Glaciers as a System Revision Notes

Components of glacial systems, Energy and sediment flows through glacial systems
    → Open system - can be added to

Annual glacier mass balance

    → the annual mass balance is the difference between accumulation and ablation over     one year

    → accumulation zone = top of glacier where there is least melting, meaning there is a     positive mass balance

    → the lower section (snout) = ablation zone, negative mass balance

    → glaciers can lose mass through:

• evaporation

• sublimation

• meltwater

• calving

• avalanche

• winds 

The effect of climate on the distribution and movement of glaciers

    → Higher temperatures correlate with a faster surface velocity, as higher         temperatures mean more meltwater at the bottom of the glacier to lubricate its         movement. higher temperatures inside the ice also allow more internal         deformation

The effect of geology on rates of glacial erosion

    → weak rock types have little resistance to erosion, weathering and mm as there are         weaker bonds between particles (e.g. clay)

    → strong rock types have dense interlocking crystals so very resistant (e.g. basalt)

DATA EXCERPTS
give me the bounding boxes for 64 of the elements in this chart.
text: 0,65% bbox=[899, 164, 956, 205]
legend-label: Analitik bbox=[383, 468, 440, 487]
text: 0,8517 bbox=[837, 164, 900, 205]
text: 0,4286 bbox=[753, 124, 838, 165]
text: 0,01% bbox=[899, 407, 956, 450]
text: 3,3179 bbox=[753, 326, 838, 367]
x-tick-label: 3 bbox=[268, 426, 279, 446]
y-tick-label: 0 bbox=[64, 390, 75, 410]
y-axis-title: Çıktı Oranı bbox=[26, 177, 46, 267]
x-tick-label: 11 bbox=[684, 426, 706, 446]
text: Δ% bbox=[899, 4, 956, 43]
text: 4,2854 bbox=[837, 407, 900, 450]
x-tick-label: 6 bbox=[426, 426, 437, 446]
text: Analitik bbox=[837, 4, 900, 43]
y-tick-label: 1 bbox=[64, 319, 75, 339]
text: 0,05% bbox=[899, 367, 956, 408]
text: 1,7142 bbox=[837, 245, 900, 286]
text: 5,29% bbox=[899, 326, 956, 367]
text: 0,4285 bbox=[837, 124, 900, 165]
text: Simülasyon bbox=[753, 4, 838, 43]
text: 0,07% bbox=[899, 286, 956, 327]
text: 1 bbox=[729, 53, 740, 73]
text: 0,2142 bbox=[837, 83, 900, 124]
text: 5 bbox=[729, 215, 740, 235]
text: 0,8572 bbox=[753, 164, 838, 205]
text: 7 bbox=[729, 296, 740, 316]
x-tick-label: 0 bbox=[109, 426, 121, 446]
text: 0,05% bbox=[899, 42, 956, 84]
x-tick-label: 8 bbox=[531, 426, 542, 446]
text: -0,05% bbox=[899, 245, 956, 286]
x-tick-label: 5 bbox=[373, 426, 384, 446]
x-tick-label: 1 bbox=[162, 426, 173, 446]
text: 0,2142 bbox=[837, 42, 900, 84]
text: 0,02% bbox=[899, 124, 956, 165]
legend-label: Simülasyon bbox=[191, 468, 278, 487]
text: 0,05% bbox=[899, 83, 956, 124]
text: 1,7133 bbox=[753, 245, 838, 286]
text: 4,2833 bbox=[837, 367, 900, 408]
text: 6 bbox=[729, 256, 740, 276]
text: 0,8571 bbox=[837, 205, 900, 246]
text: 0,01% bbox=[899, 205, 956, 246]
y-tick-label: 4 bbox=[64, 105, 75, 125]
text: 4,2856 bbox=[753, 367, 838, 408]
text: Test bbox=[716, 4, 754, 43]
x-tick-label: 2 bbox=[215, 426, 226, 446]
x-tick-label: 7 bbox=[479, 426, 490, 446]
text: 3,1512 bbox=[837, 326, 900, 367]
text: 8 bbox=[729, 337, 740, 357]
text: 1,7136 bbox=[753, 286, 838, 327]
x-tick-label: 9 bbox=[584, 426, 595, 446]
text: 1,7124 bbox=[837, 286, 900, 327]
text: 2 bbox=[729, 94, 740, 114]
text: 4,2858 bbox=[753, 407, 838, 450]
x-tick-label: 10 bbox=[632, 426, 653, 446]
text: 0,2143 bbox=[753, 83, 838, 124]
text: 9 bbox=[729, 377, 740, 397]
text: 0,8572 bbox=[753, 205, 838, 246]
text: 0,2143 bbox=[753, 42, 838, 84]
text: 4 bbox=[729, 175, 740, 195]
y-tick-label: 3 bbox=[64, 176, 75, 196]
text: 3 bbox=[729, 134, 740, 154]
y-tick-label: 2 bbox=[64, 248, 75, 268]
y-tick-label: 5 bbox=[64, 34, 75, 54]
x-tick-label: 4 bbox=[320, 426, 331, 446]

GOAL
Extend the glacier revision notes past their final point on strong rock types, keeping the same arrow-and-bullet note style. The items are a separate set of material, unrelated to the glacier notes.

THE RESULT
    → some rocks are soluble in weak acids, allowing chemical weathering (e.g. chalk)

The effect of latitude and altitudes on the distribution and movement of glaciers

    → high latitudes tend to have colder and drier climates with little seasonal variation,         leading to ice being more likely to remain for multiple seasons and therefore         eventually condense (e.g. greenland, antarctica). this is usually where cold based         glaciers form

    → high altitudes are closer to the sky, and therefore more likely to find precipitation         falling as snow instead of rain. this means there can be glaciers closer to the                  equator (e.g. the andes), due to high altitudes. this is usually where warm based         glaciers form

The effect of relief and aspect on glacier movement

    → as a glacier flows over steep slopes it cannot deform quickly enough, so stretches     and fractures forming crevasses (extending flow)

    → as the gradient of slope decreases, the ice thickens and the crevasses close due to     compression (compressing flow)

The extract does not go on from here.